● **Short exercise**: Count lines holding the string "주십시오" in the data that follows. Reply with one number only.

## begin Data lines

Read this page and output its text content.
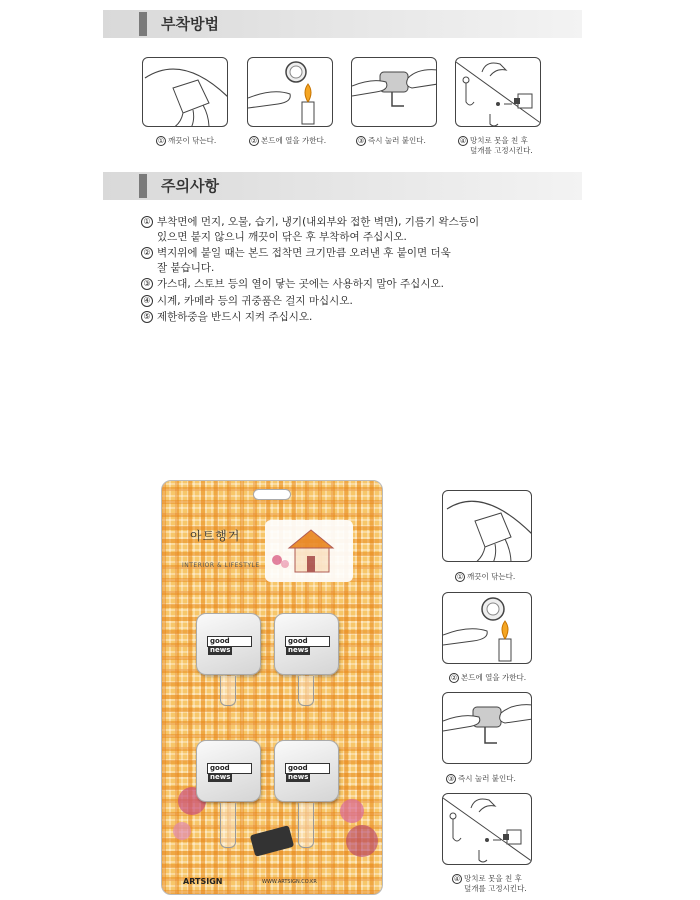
부착방법
① 깨끗이 닦는다.	② 본드에 열을 가한다.	③ 즉시 눌러 붙인다.	④ 망치로 못을 친 후
덮개를 고정시킨다.
주의사항
① 부착면에 먼지, 오물, 습기, 냉기(내외부와 접한 벽면), 기름기 왁스등이
있으면 붙지 않으니 깨끗이 닦은 후 부착하여 주십시오.
② 벽지위에 붙일 때는 본드 접착면 크기만큼 오려낸 후 붙이면 더욱
잘 붙습니다.
③ 가스대, 스토브 등의 열이 닿는 곳에는 사용하지 말아 주십시오.
④ 시계, 카메라 등의 귀중품은 걸지 마십시오.
⑤ 제한하중을 반드시 지켜 주십시오.
아트행거
INTERIOR & LIFESTYLE
goodnews
goodnews
goodnews
goodnews
ARTSIGN	WWW.ARTSIGN.CO.KR
① 깨끗이 닦는다.
② 본드에 열을 가한다.
③ 즉시 눌러 붙인다.
④ 망치로 못을 친 후
덮개를 고정시킨다.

## end Data lines

● **Finished task**: 3